INSTRUCTION: Update the entries below by changing every "body-paragraph" to "text-block" and leaving all other text as it is.

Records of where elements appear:
________________

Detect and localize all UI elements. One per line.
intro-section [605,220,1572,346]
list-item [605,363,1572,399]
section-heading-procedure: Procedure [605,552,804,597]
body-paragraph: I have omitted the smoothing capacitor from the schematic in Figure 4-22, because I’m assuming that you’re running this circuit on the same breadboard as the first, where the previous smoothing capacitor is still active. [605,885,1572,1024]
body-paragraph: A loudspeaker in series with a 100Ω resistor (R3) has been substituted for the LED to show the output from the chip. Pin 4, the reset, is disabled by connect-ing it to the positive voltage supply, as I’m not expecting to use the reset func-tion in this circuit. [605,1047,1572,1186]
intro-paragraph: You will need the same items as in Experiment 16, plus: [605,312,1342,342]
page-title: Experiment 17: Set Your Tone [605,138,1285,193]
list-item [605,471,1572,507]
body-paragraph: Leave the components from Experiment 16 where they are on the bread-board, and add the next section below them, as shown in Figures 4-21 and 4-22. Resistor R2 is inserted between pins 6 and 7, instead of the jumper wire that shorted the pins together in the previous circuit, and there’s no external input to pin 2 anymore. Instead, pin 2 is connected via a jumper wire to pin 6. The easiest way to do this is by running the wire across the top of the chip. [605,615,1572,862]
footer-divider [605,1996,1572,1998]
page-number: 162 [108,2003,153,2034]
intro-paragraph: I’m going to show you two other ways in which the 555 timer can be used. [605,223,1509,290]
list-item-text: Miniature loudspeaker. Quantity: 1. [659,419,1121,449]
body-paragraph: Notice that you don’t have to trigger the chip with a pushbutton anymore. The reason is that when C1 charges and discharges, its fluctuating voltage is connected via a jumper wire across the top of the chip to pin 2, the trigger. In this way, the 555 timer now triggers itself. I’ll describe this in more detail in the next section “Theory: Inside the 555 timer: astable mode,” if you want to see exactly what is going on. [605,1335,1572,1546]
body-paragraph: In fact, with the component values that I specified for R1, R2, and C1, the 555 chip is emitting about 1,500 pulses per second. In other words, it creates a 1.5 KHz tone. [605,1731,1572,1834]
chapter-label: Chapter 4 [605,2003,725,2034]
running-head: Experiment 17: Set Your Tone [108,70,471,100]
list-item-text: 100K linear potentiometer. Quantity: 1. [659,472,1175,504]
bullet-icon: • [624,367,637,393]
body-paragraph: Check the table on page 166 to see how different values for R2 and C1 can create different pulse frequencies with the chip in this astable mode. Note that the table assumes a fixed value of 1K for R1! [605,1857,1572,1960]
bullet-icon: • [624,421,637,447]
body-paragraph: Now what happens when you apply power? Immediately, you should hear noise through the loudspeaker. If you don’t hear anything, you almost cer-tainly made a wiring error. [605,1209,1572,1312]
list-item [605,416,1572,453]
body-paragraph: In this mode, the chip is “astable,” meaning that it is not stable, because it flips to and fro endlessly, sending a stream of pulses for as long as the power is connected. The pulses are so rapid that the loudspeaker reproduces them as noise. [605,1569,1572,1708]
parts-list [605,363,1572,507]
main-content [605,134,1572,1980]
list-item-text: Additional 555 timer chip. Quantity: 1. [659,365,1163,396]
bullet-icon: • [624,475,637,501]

________________

RIGHT ANSWER:
Detect and localize all UI elements. One per line.
intro-section [605,220,1572,346]
list-item [605,363,1572,399]
section-heading-procedure: Procedure [605,552,804,597]
text-block: I have omitted the smoothing capacitor from the schematic in Figure 4-22, because I’m assuming that you’re running this circuit on the same breadboard as the first, where the previous smoothing capacitor is still active. [605,885,1572,1024]
text-block: A loudspeaker in series with a 100Ω resistor (R3) has been substituted for the LED to show the output from the chip. Pin 4, the reset, is disabled by connect-ing it to the positive voltage supply, as I’m not expecting to use the reset func-tion in this circuit. [605,1047,1572,1186]
intro-paragraph: You will need the same items as in Experiment 16, plus: [605,312,1342,342]
page-title: Experiment 17: Set Your Tone [605,138,1285,193]
list-item [605,471,1572,507]
text-block: Leave the components from Experiment 16 where they are on the bread-board, and add the next section below them, as shown in Figures 4-21 and 4-22. Resistor R2 is inserted between pins 6 and 7, instead of the jumper wire that shorted the pins together in the previous circuit, and there’s no external input to pin 2 anymore. Instead, pin 2 is connected via a jumper wire to pin 6. The easiest way to do this is by running the wire across the top of the chip. [605,615,1572,862]
footer-divider [605,1996,1572,1998]
page-number: 162 [108,2003,153,2034]
intro-paragraph: I’m going to show you two other ways in which the 555 timer can be used. [605,223,1509,290]
list-item-text: Miniature loudspeaker. Quantity: 1. [659,419,1121,449]
text-block: Notice that you don’t have to trigger the chip with a pushbutton anymore. The reason is that when C1 charges and discharges, its fluctuating voltage is connected via a jumper wire across the top of the chip to pin 2, the trigger. In this way, the 555 timer now triggers itself. I’ll describe this in more detail in the next section “Theory: Inside the 555 timer: astable mode,” if you want to see exactly what is going on. [605,1335,1572,1546]
text-block: In fact, with the component values that I specified for R1, R2, and C1, the 555 chip is emitting about 1,500 pulses per second. In other words, it creates a 1.5 KHz tone. [605,1731,1572,1834]
chapter-label: Chapter 4 [605,2003,725,2034]
running-head: Experiment 17: Set Your Tone [108,70,471,100]
list-item-text: 100K linear potentiometer. Quantity: 1. [659,472,1175,504]
bullet-icon: • [624,367,637,393]
text-block: Check the table on page 166 to see how different values for R2 and C1 can create different pulse frequencies with the chip in this astable mode. Note that the table assumes a fixed value of 1K for R1! [605,1857,1572,1960]
bullet-icon: • [624,421,637,447]
text-block: Now what happens when you apply power? Immediately, you should hear noise through the loudspeaker. If you don’t hear anything, you almost cer-tainly made a wiring error. [605,1209,1572,1312]
list-item [605,416,1572,453]
text-block: In this mode, the chip is “astable,” meaning that it is not stable, because it flips to and fro endlessly, sending a stream of pulses for as long as the power is connected. The pulses are so rapid that the loudspeaker reproduces them as noise. [605,1569,1572,1708]
parts-list [605,363,1572,507]
main-content [605,134,1572,1980]
list-item-text: Additional 555 timer chip. Quantity: 1. [659,365,1163,396]
bullet-icon: • [624,475,637,501]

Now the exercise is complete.